YOUR GOAL
Reproduce every entry exactly.

═══ DATASET ROWS ═══

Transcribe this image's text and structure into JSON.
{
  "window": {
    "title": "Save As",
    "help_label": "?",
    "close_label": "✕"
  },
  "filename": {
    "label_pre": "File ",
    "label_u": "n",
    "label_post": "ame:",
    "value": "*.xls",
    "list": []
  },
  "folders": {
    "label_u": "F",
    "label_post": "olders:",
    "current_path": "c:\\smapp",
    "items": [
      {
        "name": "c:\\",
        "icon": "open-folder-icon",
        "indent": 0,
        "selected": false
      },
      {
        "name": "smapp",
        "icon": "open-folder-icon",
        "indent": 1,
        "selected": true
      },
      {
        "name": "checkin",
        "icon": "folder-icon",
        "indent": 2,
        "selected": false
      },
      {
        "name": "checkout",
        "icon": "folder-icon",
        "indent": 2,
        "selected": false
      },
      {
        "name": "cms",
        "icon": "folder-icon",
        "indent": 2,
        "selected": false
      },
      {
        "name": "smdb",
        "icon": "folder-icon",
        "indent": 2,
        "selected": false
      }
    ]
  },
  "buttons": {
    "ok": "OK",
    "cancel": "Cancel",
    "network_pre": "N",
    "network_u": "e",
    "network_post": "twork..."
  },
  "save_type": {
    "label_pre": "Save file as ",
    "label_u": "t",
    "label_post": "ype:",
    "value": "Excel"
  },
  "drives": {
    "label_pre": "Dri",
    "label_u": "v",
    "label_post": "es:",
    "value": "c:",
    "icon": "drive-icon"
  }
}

═══

TASK SOLUTION
Transcribe this image's text and structure into JSON.
{
  "window": {
    "title": "Save As",
    "help_label": "?",
    "close_label": "✕"
  },
  "filename": {
    "label_pre": "File ",
    "label_u": "n",
    "label_post": "ame:",
    "value": "*.xls",
    "list": []
  },
  "folders": {
    "label_u": "F",
    "label_post": "olders:",
    "current_path": "c:\\smapp",
    "items": [
      {
        "name": "c:\\",
        "icon": "open-folder-icon",
        "indent": 0,
        "selected": false
      },
      {
        "name": "smapp",
        "icon": "open-folder-icon",
        "indent": 1,
        "selected": true
      },
      {
        "name": "checkin",
        "icon": "folder-icon",
        "indent": 2,
        "selected": false
      },
      {
        "name": "checkout",
        "icon": "folder-icon",
        "indent": 2,
        "selected": false
      },
      {
        "name": "cms",
        "icon": "folder-icon",
        "indent": 2,
        "selected": false
      },
      {
        "name": "smdb",
        "icon": "folder-icon",
        "indent": 2,
        "selected": false
      }
    ]
  },
  "buttons": {
    "ok": "OK",
    "cancel": "Cancel",
    "network_pre": "N",
    "network_u": "e",
    "network_post": "twork..."
  },
  "save_type": {
    "label_pre": "Save file as ",
    "label_u": "t",
    "label_post": "ype:",
    "value": "Excel"
  },
  "drives": {
    "label_pre": "Dri",
    "label_u": "v",
    "label_post": "es:",
    "value": "c:",
    "icon": "drive-icon"
  }
}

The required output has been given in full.